DATA FOR THIS EXERCISE –

##########

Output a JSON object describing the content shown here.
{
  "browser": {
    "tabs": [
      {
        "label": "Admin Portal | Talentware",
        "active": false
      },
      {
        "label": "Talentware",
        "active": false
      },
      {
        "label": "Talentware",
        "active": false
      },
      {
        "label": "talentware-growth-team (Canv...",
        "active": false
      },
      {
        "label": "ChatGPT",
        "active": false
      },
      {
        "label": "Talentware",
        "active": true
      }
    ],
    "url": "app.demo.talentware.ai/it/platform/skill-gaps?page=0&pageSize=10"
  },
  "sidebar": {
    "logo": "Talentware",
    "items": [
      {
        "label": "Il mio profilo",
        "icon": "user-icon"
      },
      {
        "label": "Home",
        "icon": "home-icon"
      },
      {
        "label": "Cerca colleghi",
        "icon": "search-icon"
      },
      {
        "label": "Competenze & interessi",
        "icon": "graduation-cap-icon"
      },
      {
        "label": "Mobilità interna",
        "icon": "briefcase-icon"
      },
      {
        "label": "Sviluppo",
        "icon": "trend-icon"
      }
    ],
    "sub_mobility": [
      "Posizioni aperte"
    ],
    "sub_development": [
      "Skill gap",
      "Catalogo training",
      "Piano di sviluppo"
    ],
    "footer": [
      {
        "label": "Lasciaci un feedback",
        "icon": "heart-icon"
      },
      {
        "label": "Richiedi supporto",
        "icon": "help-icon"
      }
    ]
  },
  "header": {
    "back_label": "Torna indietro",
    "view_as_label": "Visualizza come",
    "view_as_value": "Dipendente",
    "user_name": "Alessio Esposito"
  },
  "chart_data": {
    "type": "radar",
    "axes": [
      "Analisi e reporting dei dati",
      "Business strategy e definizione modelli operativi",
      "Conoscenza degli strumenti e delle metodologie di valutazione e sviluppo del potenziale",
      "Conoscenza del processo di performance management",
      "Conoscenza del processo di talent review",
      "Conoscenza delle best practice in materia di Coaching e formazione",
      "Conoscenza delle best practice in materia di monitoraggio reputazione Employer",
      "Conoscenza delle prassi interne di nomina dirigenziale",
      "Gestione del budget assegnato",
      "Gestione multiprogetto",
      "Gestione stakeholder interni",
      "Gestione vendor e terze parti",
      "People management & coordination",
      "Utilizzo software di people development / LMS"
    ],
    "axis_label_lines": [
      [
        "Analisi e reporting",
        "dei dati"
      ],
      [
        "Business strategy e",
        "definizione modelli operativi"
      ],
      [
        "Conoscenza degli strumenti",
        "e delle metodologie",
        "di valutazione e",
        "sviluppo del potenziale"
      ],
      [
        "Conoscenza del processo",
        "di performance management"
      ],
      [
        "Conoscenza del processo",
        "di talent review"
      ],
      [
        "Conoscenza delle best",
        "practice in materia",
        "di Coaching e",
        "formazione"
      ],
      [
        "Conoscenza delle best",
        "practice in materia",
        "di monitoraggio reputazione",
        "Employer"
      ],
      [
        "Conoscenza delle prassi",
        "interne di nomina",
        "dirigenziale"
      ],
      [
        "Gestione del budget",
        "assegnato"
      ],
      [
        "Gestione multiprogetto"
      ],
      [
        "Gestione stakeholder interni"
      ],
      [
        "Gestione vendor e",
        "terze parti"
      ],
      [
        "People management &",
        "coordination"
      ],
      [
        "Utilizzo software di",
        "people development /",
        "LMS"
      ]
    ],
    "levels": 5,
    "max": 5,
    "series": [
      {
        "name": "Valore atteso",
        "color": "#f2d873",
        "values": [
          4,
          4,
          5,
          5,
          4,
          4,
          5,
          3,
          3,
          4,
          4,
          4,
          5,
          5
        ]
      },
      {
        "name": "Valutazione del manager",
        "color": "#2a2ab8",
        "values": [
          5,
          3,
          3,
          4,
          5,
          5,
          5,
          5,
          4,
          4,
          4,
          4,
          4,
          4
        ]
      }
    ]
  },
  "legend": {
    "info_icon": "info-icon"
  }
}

##########

TASK DETAILS – Write out the listing once more, matching it exactly.

FULL SOLUTION –
Output a JSON object describing the content shown here.
{
  "browser": {
    "tabs": [
      {
        "label": "Admin Portal | Talentware",
        "active": false
      },
      {
        "label": "Talentware",
        "active": false
      },
      {
        "label": "Talentware",
        "active": false
      },
      {
        "label": "talentware-growth-team (Canv...",
        "active": false
      },
      {
        "label": "ChatGPT",
        "active": false
      },
      {
        "label": "Talentware",
        "active": true
      }
    ],
    "url": "app.demo.talentware.ai/it/platform/skill-gaps?page=0&pageSize=10"
  },
  "sidebar": {
    "logo": "Talentware",
    "items": [
      {
        "label": "Il mio profilo",
        "icon": "user-icon"
      },
      {
        "label": "Home",
        "icon": "home-icon"
      },
      {
        "label": "Cerca colleghi",
        "icon": "search-icon"
      },
      {
        "label": "Competenze & interessi",
        "icon": "graduation-cap-icon"
      },
      {
        "label": "Mobilità interna",
        "icon": "briefcase-icon"
      },
      {
        "label": "Sviluppo",
        "icon": "trend-icon"
      }
    ],
    "sub_mobility": [
      "Posizioni aperte"
    ],
    "sub_development": [
      "Skill gap",
      "Catalogo training",
      "Piano di sviluppo"
    ],
    "footer": [
      {
        "label": "Lasciaci un feedback",
        "icon": "heart-icon"
      },
      {
        "label": "Richiedi supporto",
        "icon": "help-icon"
      }
    ]
  },
  "header": {
    "back_label": "Torna indietro",
    "view_as_label": "Visualizza come",
    "view_as_value": "Dipendente",
    "user_name": "Alessio Esposito"
  },
  "chart_data": {
    "type": "radar",
    "axes": [
      "Analisi e reporting dei dati",
      "Business strategy e definizione modelli operativi",
      "Conoscenza degli strumenti e delle metodologie di valutazione e sviluppo del potenziale",
      "Conoscenza del processo di performance management",
      "Conoscenza del processo di talent review",
      "Conoscenza delle best practice in materia di Coaching e formazione",
      "Conoscenza delle best practice in materia di monitoraggio reputazione Employer",
      "Conoscenza delle prassi interne di nomina dirigenziale",
      "Gestione del budget assegnato",
      "Gestione multiprogetto",
      "Gestione stakeholder interni",
      "Gestione vendor e terze parti",
      "People management & coordination",
      "Utilizzo software di people development / LMS"
    ],
    "axis_label_lines": [
      [
        "Analisi e reporting",
        "dei dati"
      ],
      [
        "Business strategy e",
        "definizione modelli operativi"
      ],
      [
        "Conoscenza degli strumenti",
        "e delle metodologie",
        "di valutazione e",
        "sviluppo del potenziale"
      ],
      [
        "Conoscenza del processo",
        "di performance management"
      ],
      [
        "Conoscenza del processo",
        "di talent review"
      ],
      [
        "Conoscenza delle best",
        "practice in materia",
        "di Coaching e",
        "formazione"
      ],
      [
        "Conoscenza delle best",
        "practice in materia",
        "di monitoraggio reputazione",
        "Employer"
      ],
      [
        "Conoscenza delle prassi",
        "interne di nomina",
        "dirigenziale"
      ],
      [
        "Gestione del budget",
        "assegnato"
      ],
      [
        "Gestione multiprogetto"
      ],
      [
        "Gestione stakeholder interni"
      ],
      [
        "Gestione vendor e",
        "terze parti"
      ],
      [
        "People management &",
        "coordination"
      ],
      [
        "Utilizzo software di",
        "people development /",
        "LMS"
      ]
    ],
    "levels": 5,
    "max": 5,
    "series": [
      {
        "name": "Valore atteso",
        "color": "#f2d873",
        "values": [
          4,
          4,
          5,
          5,
          4,
          4,
          5,
          3,
          3,
          4,
          4,
          4,
          5,
          5
        ]
      },
      {
        "name": "Valutazione del manager",
        "color": "#2a2ab8",
        "values": [
          5,
          3,
          3,
          4,
          5,
          5,
          5,
          5,
          4,
          4,
          4,
          4,
          4,
          4
        ]
      }
    ]
  },
  "legend": {
    "info_icon": "info-icon"
  }
}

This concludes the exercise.